[Begin]
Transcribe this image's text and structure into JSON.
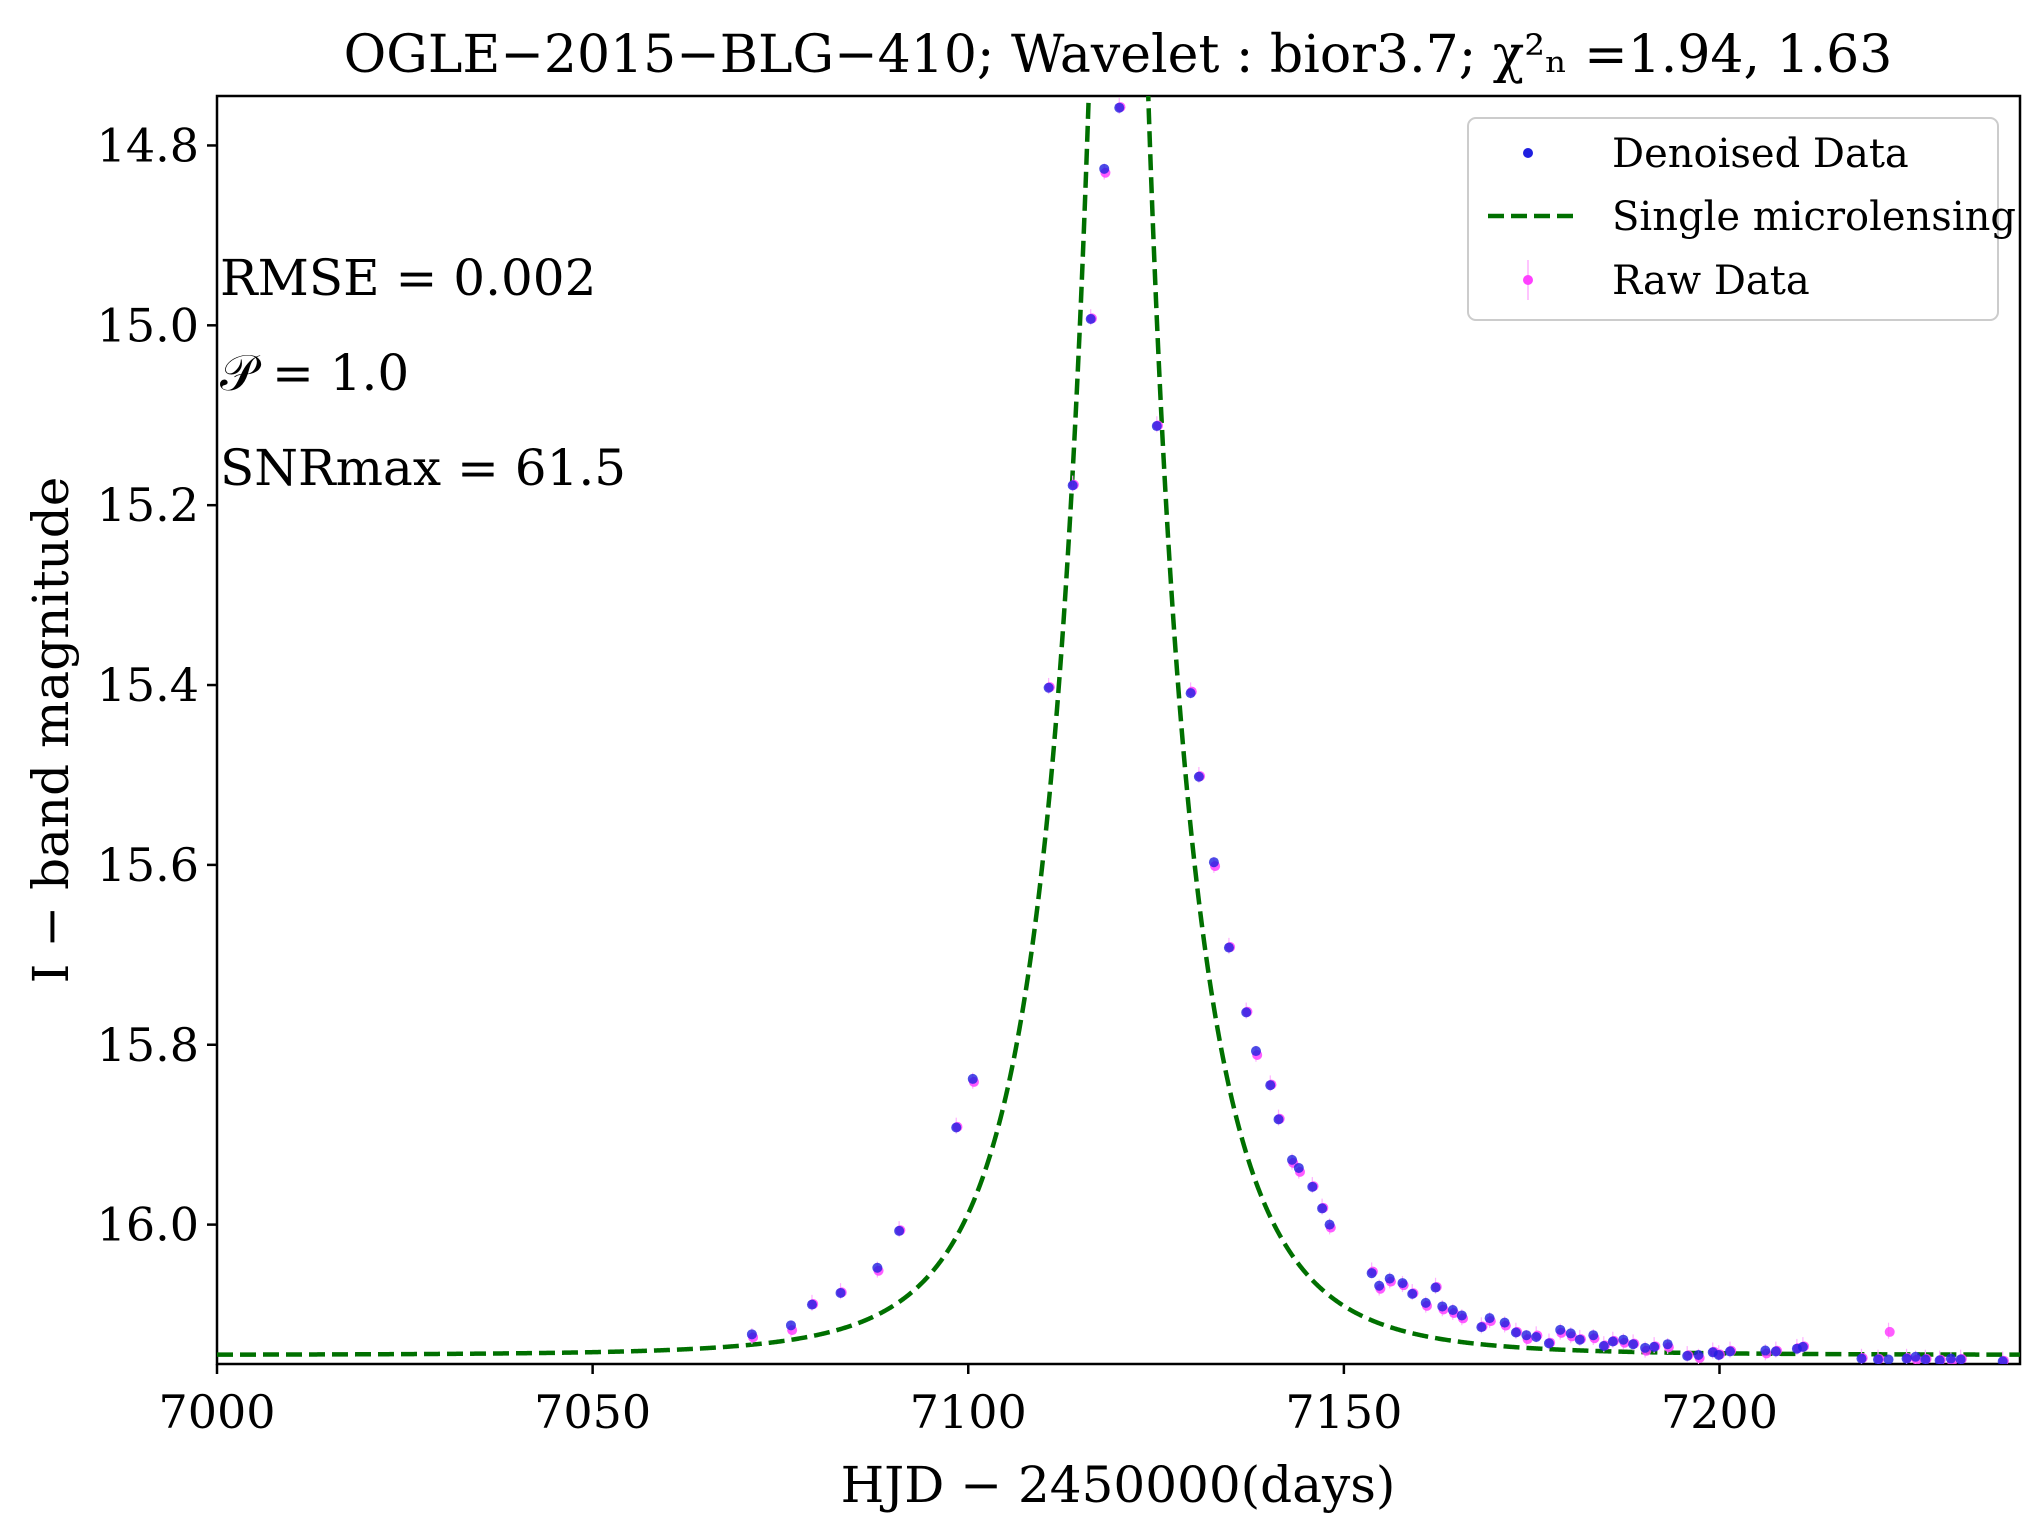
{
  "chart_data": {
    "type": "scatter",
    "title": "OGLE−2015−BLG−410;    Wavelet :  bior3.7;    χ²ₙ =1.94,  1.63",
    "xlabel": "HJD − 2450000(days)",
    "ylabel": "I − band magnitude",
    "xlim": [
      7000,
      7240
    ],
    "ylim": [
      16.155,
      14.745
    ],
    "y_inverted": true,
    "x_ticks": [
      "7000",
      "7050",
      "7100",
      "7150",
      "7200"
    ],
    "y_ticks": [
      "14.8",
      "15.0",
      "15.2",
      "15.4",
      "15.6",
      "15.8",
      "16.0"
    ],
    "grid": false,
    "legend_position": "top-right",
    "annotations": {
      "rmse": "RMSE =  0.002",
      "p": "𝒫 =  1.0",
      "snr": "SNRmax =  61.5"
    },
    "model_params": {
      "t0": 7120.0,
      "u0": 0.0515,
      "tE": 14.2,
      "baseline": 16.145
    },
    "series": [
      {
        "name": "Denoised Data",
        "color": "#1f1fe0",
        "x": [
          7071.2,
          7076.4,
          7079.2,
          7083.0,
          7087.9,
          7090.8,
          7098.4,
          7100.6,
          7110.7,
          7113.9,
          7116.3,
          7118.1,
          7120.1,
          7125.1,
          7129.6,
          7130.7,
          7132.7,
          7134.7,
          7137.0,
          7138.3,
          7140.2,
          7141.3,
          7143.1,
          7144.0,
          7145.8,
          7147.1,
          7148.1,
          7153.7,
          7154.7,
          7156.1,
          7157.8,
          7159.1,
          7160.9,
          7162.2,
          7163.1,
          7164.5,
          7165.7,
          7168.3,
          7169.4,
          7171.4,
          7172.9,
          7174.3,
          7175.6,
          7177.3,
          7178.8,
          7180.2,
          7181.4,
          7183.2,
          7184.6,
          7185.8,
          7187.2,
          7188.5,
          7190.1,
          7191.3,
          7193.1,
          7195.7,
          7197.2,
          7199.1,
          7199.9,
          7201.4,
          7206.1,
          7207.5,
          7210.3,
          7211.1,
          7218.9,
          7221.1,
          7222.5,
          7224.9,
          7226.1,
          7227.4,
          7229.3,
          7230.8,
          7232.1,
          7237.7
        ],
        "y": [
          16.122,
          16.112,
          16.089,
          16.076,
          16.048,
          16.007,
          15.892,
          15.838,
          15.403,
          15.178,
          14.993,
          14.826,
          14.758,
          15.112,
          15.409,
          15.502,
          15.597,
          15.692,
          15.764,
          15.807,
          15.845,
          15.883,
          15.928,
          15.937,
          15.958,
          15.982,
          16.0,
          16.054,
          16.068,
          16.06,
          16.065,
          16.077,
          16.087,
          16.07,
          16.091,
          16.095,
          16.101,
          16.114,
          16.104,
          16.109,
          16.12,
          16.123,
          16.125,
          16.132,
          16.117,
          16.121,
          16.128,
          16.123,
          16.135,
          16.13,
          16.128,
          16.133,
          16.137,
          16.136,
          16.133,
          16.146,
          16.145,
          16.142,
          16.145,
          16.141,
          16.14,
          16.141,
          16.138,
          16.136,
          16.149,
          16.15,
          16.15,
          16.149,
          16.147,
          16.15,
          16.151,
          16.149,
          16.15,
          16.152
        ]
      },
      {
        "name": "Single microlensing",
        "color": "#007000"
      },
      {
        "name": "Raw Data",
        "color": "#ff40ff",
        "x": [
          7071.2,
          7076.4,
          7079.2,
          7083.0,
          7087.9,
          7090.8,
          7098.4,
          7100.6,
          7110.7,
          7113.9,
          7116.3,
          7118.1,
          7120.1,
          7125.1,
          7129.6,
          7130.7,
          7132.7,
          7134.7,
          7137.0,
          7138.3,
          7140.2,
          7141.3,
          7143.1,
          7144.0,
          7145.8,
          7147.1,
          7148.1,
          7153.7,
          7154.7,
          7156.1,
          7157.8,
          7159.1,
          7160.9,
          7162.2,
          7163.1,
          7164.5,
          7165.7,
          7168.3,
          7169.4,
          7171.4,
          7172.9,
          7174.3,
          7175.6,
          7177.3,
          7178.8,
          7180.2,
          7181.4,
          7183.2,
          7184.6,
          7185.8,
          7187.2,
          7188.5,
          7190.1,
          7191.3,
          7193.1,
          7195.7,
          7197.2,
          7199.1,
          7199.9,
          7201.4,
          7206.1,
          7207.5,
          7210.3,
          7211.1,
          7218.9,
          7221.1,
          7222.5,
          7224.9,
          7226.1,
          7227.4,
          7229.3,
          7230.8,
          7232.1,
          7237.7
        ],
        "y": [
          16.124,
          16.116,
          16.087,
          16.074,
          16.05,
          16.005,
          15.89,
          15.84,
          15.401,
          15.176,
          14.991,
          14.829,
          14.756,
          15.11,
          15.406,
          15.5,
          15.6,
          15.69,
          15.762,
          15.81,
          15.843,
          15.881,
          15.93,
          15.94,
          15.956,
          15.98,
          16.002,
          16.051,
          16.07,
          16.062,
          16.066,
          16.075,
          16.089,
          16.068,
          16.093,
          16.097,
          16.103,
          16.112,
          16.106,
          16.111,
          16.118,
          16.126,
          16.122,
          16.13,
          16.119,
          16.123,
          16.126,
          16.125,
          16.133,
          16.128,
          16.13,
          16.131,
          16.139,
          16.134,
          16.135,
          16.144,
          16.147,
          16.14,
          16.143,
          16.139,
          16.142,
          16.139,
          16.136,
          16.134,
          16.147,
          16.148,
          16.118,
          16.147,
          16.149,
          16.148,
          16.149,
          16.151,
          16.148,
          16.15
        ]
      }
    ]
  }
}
[End]
[Begin]
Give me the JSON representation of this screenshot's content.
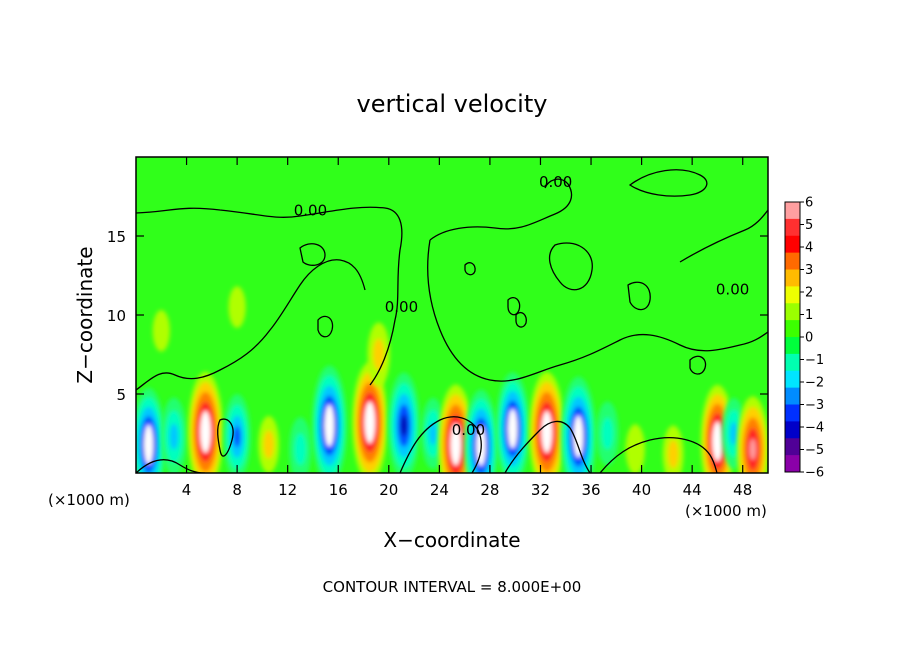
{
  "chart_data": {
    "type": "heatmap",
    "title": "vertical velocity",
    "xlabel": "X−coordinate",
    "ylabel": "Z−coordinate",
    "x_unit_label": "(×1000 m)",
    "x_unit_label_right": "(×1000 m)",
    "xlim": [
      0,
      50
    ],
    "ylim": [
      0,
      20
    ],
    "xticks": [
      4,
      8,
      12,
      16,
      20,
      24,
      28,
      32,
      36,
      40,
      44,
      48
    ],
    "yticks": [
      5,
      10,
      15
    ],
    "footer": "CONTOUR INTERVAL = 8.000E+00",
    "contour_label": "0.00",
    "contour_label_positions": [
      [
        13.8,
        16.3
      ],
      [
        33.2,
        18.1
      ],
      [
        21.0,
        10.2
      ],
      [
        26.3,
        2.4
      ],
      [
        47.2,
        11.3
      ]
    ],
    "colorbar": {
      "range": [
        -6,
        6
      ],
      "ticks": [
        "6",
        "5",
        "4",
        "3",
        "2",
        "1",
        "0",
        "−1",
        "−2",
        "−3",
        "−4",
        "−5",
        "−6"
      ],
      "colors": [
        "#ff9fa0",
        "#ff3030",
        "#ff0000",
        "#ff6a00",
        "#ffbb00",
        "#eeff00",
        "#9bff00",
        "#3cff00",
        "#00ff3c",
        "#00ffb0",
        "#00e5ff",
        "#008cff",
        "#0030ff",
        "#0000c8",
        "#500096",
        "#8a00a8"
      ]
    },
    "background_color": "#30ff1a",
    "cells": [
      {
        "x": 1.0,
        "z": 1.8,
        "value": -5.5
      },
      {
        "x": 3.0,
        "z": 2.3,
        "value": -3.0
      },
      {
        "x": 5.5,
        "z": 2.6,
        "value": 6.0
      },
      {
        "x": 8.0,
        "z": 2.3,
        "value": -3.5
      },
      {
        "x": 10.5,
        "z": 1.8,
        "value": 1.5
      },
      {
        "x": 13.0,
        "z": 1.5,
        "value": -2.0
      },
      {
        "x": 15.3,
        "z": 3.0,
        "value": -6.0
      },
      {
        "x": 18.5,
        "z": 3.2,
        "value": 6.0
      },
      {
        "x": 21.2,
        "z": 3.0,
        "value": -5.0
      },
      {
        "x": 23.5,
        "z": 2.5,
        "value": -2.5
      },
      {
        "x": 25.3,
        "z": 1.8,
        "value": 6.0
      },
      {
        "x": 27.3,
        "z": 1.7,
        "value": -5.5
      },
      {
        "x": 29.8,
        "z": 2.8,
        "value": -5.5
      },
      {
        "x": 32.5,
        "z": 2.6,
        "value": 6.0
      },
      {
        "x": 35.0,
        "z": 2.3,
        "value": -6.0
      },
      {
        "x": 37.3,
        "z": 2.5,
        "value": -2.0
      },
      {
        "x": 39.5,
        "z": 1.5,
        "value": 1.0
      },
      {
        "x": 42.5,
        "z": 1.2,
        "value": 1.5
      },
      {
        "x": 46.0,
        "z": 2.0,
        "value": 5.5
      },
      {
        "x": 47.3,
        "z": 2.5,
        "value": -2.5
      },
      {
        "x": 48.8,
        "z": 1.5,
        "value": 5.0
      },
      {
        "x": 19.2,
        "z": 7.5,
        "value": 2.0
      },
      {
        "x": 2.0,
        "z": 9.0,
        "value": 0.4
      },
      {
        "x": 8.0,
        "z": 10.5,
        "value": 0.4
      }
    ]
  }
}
[End]
**TASK DESCRIPTION:** Supply the count of lines in the entries that contain the word "ylabel", and nothing besides.

**WRITTEN RESPONSE:** 2